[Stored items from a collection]
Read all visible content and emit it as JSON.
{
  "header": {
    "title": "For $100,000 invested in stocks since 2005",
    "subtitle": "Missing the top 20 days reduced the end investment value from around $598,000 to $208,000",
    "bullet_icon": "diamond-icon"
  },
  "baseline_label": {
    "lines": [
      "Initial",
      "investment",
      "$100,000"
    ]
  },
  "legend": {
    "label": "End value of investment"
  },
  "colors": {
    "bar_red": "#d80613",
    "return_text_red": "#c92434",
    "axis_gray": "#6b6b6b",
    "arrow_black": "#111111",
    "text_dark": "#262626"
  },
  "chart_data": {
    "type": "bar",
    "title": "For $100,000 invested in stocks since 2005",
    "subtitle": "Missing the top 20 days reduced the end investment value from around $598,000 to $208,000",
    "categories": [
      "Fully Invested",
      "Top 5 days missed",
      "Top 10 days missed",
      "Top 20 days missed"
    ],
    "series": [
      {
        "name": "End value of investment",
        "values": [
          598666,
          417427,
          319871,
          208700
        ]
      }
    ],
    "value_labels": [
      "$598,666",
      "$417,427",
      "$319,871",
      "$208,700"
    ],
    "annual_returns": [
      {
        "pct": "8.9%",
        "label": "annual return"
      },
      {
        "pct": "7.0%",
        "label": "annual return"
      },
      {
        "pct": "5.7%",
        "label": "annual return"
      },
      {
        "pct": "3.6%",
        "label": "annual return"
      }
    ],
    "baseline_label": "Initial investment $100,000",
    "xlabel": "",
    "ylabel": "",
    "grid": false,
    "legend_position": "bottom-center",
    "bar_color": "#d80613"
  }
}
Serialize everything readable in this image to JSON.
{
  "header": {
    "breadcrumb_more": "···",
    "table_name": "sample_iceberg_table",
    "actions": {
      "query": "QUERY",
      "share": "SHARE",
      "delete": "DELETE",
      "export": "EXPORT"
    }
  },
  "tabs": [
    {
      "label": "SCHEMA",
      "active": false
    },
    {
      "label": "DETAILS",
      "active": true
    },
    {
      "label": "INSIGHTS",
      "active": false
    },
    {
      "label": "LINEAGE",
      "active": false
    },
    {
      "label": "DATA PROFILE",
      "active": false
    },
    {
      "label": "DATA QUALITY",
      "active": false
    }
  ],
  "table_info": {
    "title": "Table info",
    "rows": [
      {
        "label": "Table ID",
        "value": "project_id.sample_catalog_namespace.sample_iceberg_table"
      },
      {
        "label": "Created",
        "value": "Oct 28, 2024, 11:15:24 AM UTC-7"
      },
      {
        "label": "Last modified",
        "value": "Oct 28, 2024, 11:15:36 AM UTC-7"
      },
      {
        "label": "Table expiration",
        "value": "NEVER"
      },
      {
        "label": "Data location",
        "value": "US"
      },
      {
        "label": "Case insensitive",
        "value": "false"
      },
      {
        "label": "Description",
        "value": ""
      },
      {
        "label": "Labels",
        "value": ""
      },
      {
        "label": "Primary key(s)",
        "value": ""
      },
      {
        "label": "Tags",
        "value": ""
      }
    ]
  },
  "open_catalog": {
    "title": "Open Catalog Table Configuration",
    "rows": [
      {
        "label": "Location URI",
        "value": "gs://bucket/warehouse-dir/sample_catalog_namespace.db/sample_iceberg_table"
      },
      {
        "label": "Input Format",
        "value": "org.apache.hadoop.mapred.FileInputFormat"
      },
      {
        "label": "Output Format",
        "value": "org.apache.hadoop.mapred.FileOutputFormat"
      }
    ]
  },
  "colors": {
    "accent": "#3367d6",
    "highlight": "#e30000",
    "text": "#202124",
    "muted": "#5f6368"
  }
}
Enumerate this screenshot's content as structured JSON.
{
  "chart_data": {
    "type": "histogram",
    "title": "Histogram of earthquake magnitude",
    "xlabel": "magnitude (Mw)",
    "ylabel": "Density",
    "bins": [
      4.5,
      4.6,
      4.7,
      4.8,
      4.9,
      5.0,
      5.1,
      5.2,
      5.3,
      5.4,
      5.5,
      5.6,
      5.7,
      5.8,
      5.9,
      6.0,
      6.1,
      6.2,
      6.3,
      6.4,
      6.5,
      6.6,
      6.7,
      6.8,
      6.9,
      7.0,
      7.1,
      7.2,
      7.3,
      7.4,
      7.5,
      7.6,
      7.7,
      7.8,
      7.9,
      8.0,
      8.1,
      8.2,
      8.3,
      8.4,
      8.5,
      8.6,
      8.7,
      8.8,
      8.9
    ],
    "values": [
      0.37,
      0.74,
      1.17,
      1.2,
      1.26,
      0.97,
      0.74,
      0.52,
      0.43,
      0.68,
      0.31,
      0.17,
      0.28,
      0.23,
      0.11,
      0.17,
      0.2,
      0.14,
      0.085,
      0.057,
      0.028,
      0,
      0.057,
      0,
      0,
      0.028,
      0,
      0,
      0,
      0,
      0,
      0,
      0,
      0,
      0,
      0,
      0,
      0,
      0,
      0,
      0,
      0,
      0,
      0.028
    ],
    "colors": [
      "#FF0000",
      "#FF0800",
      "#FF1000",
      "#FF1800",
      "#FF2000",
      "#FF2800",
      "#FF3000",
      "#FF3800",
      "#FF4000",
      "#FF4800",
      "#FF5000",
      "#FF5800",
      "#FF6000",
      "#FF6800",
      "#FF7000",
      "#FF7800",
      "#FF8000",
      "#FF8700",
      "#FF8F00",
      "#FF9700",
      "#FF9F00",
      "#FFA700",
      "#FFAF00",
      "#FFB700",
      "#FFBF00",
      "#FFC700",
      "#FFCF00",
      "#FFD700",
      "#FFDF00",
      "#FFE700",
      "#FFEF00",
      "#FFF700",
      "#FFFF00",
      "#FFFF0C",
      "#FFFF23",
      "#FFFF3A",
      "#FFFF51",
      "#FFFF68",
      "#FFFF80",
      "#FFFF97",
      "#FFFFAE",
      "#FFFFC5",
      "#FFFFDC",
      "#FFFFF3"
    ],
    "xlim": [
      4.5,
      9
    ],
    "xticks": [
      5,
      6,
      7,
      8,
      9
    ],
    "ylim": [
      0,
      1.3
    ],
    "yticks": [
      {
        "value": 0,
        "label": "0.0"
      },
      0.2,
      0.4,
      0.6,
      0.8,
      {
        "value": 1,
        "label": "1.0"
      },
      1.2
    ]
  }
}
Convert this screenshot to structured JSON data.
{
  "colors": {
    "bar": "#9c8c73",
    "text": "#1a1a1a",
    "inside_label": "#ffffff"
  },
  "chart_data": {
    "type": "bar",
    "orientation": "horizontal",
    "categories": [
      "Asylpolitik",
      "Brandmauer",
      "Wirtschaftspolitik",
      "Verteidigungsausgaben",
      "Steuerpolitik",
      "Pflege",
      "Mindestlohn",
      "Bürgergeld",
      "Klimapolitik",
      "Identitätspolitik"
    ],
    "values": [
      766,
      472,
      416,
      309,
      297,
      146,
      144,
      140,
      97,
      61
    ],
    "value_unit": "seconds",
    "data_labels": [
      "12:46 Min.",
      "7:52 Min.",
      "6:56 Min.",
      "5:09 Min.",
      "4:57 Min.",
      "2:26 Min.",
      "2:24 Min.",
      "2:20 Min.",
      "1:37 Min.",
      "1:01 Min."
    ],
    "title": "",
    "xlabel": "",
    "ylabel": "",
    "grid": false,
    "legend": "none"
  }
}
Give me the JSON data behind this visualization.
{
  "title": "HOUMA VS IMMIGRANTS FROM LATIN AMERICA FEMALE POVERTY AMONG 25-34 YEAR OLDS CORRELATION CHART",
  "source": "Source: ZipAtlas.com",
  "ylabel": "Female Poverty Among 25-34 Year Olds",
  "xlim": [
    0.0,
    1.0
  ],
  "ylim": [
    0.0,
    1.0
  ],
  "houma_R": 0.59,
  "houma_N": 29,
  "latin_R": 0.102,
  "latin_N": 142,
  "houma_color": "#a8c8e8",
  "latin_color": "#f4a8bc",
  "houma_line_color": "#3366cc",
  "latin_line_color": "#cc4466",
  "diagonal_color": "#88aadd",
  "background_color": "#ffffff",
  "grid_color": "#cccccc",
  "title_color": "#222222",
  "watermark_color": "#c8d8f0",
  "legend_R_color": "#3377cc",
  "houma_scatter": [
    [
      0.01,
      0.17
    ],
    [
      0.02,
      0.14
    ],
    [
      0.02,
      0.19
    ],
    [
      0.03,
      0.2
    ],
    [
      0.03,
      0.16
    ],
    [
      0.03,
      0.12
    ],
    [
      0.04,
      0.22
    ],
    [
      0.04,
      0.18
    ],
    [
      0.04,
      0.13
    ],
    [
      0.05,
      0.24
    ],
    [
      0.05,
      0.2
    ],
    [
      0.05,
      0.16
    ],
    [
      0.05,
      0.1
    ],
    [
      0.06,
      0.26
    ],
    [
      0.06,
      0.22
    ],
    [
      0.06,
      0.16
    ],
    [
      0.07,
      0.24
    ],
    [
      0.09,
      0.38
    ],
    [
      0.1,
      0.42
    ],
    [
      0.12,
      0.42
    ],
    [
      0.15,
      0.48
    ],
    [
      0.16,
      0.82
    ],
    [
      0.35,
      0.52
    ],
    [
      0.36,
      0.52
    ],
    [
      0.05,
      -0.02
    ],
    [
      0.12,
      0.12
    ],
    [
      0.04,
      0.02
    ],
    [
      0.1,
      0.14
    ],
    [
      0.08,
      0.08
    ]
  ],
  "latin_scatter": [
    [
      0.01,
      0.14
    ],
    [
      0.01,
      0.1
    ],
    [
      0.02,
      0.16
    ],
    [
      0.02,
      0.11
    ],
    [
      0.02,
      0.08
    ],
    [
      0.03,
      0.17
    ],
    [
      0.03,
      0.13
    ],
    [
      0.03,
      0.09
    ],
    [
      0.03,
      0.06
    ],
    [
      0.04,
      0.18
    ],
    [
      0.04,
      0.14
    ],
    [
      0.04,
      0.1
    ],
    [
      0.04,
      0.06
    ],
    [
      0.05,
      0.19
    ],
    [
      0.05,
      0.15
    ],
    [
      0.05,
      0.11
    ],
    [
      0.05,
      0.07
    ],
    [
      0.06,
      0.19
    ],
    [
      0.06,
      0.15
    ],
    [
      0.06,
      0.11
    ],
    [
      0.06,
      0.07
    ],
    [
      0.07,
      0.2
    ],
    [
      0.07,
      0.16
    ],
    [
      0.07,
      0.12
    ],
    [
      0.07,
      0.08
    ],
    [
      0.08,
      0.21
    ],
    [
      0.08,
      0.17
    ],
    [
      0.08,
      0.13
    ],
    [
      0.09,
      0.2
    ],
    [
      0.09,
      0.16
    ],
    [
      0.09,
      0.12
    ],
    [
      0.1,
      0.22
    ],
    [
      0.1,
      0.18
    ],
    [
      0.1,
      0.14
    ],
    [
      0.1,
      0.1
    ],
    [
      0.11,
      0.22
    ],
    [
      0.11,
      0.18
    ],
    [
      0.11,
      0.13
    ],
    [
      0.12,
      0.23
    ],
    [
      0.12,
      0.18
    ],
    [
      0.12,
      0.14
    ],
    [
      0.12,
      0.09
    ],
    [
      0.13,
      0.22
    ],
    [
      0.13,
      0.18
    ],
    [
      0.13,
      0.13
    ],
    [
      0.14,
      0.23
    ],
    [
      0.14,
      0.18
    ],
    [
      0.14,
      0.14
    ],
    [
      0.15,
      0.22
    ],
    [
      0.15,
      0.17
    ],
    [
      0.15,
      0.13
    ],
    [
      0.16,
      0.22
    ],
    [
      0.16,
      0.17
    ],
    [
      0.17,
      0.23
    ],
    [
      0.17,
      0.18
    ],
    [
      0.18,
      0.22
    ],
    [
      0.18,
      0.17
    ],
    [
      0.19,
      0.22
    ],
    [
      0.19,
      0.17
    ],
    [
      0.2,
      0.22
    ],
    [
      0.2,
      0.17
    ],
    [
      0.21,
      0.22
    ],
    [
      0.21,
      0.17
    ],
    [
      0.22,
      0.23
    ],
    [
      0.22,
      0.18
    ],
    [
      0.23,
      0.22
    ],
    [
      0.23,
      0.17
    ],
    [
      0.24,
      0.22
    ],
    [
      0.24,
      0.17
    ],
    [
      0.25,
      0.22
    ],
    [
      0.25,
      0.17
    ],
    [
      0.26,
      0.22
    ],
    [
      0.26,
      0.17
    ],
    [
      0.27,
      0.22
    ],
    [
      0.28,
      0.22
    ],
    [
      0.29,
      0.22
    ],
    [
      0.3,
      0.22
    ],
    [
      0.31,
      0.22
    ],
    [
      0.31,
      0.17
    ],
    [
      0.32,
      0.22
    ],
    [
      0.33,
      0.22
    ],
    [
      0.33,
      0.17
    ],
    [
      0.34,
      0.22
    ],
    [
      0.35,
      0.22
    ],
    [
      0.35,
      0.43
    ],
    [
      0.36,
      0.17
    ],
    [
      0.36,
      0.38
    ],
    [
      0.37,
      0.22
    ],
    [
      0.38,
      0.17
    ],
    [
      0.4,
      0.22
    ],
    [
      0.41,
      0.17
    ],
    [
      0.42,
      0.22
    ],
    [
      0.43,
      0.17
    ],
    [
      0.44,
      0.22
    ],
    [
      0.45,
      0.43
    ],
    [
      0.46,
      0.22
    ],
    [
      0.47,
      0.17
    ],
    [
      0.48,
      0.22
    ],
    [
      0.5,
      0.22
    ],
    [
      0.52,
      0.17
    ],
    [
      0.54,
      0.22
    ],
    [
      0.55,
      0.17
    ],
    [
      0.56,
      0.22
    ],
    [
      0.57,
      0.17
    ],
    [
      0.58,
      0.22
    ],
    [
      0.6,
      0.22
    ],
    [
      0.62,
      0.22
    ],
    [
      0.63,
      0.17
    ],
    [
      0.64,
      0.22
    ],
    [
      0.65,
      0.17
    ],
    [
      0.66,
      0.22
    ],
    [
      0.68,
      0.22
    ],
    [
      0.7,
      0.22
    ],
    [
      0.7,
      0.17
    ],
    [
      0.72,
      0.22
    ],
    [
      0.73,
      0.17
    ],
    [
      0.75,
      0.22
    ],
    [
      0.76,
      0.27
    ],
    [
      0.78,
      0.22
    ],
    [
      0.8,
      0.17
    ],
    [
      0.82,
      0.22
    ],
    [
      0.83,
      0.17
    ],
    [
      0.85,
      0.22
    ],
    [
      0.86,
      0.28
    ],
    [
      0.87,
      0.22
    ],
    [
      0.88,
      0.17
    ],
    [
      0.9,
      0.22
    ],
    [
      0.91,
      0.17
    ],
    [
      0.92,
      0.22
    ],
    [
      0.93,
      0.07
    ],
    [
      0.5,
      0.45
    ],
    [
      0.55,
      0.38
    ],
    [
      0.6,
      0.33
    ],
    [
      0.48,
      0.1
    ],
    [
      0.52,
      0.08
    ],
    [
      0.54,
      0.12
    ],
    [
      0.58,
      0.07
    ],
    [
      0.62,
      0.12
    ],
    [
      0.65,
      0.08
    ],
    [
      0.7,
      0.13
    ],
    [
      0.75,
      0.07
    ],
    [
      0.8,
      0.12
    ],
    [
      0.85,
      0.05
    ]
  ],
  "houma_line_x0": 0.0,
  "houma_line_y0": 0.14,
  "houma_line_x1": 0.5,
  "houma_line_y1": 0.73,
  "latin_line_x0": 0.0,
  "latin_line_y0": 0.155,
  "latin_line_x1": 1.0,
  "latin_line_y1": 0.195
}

*Exercise brief*
Extract every line above containing the word "Initial".

*Correct output*
      "Initial",
    "baseline_label": "Initial investment $100,000",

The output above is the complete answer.